§ Task to complete: Print the listing as it stands, omitting all images.

§ Task material:
+===+

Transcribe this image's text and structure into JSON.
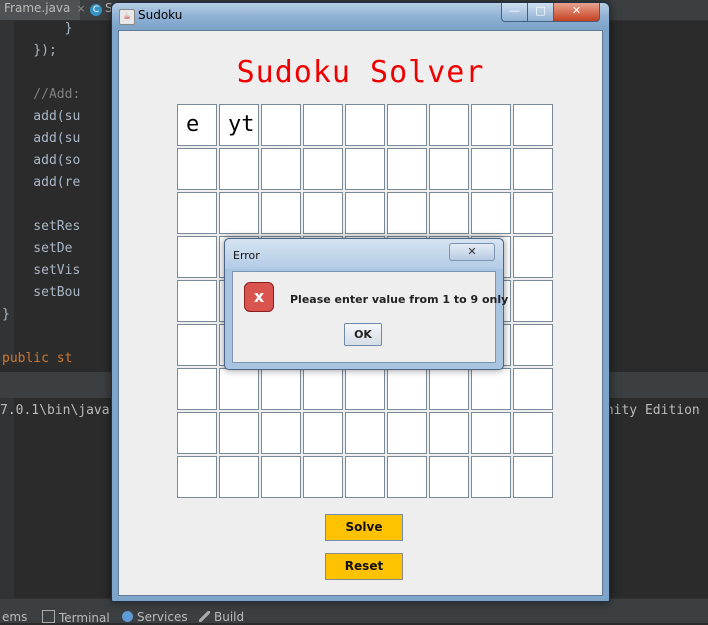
{
  "ide": {
    "tabs": [
      {
        "label": "Frame.java",
        "close": "×"
      },
      {
        "label": "S",
        "icon": "C"
      }
    ],
    "code_lines": [
      {
        "text": "        }",
        "cls": ""
      },
      {
        "text": "    });",
        "cls": ""
      },
      {
        "text": "",
        "cls": ""
      },
      {
        "text": "    //Add:",
        "cls": "comment"
      },
      {
        "text": "    add(su",
        "cls": ""
      },
      {
        "text": "    add(su",
        "cls": ""
      },
      {
        "text": "    add(so",
        "cls": ""
      },
      {
        "text": "    add(re",
        "cls": ""
      },
      {
        "text": "",
        "cls": ""
      },
      {
        "text": "    setRes",
        "cls": ""
      },
      {
        "text": "    setDe",
        "cls": ""
      },
      {
        "text": "    setVis",
        "cls": ""
      },
      {
        "text": "    setBou",
        "cls": ""
      },
      {
        "text": "}",
        "cls": ""
      },
      {
        "text": "",
        "cls": ""
      },
      {
        "text": "public st",
        "cls": "kw"
      }
    ],
    "console_left": "7.0.1\\bin\\java",
    "console_right": "unity Edition",
    "bottom_tabs": [
      {
        "label": "ems"
      },
      {
        "label": "Terminal"
      },
      {
        "label": "Services"
      },
      {
        "label": "Build"
      }
    ]
  },
  "window": {
    "title": "Sudoku",
    "minimize_glyph": "—",
    "maximize_glyph": "□",
    "close_glyph": "✕",
    "heading": "Sudoku Solver",
    "grid_values": [
      [
        "e",
        "yt",
        "",
        "",
        "",
        "",
        "",
        "",
        ""
      ],
      [
        "",
        "",
        "",
        "",
        "",
        "",
        "",
        "",
        ""
      ],
      [
        "",
        "",
        "",
        "",
        "",
        "",
        "",
        "",
        ""
      ],
      [
        "",
        "",
        "",
        "",
        "",
        "",
        "",
        "",
        ""
      ],
      [
        "",
        "",
        "",
        "",
        "",
        "",
        "",
        "",
        ""
      ],
      [
        "",
        "",
        "",
        "",
        "",
        "",
        "",
        "",
        ""
      ],
      [
        "",
        "",
        "",
        "",
        "",
        "",
        "",
        "",
        ""
      ],
      [
        "",
        "",
        "",
        "",
        "",
        "",
        "",
        "",
        ""
      ],
      [
        "",
        "",
        "",
        "",
        "",
        "",
        "",
        "",
        ""
      ]
    ],
    "solve_label": "Solve",
    "reset_label": "Reset"
  },
  "dialog": {
    "title": "Error",
    "close_glyph": "✕",
    "message": "Please enter value from 1 to 9 only",
    "ok_label": "OK",
    "icon_glyph": "x"
  },
  "colors": {
    "heading": "#ee0000",
    "button": "#ffc200"
  }
}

+===+

§ Full output:
Transcribe this image's text and structure into JSON.
{
  "ide": {
    "tabs": [
      {
        "label": "Frame.java",
        "close": "×"
      },
      {
        "label": "S",
        "icon": "C"
      }
    ],
    "code_lines": [
      {
        "text": "        }",
        "cls": ""
      },
      {
        "text": "    });",
        "cls": ""
      },
      {
        "text": "",
        "cls": ""
      },
      {
        "text": "    //Add:",
        "cls": "comment"
      },
      {
        "text": "    add(su",
        "cls": ""
      },
      {
        "text": "    add(su",
        "cls": ""
      },
      {
        "text": "    add(so",
        "cls": ""
      },
      {
        "text": "    add(re",
        "cls": ""
      },
      {
        "text": "",
        "cls": ""
      },
      {
        "text": "    setRes",
        "cls": ""
      },
      {
        "text": "    setDe",
        "cls": ""
      },
      {
        "text": "    setVis",
        "cls": ""
      },
      {
        "text": "    setBou",
        "cls": ""
      },
      {
        "text": "}",
        "cls": ""
      },
      {
        "text": "",
        "cls": ""
      },
      {
        "text": "public st",
        "cls": "kw"
      }
    ],
    "console_left": "7.0.1\\bin\\java",
    "console_right": "unity Edition",
    "bottom_tabs": [
      {
        "label": "ems"
      },
      {
        "label": "Terminal"
      },
      {
        "label": "Services"
      },
      {
        "label": "Build"
      }
    ]
  },
  "window": {
    "title": "Sudoku",
    "minimize_glyph": "—",
    "maximize_glyph": "□",
    "close_glyph": "✕",
    "heading": "Sudoku Solver",
    "grid_values": [
      [
        "e",
        "yt",
        "",
        "",
        "",
        "",
        "",
        "",
        ""
      ],
      [
        "",
        "",
        "",
        "",
        "",
        "",
        "",
        "",
        ""
      ],
      [
        "",
        "",
        "",
        "",
        "",
        "",
        "",
        "",
        ""
      ],
      [
        "",
        "",
        "",
        "",
        "",
        "",
        "",
        "",
        ""
      ],
      [
        "",
        "",
        "",
        "",
        "",
        "",
        "",
        "",
        ""
      ],
      [
        "",
        "",
        "",
        "",
        "",
        "",
        "",
        "",
        ""
      ],
      [
        "",
        "",
        "",
        "",
        "",
        "",
        "",
        "",
        ""
      ],
      [
        "",
        "",
        "",
        "",
        "",
        "",
        "",
        "",
        ""
      ],
      [
        "",
        "",
        "",
        "",
        "",
        "",
        "",
        "",
        ""
      ]
    ],
    "solve_label": "Solve",
    "reset_label": "Reset"
  },
  "dialog": {
    "title": "Error",
    "close_glyph": "✕",
    "message": "Please enter value from 1 to 9 only",
    "ok_label": "OK",
    "icon_glyph": "x"
  },
  "colors": {
    "heading": "#ee0000",
    "button": "#ffc200"
  }
}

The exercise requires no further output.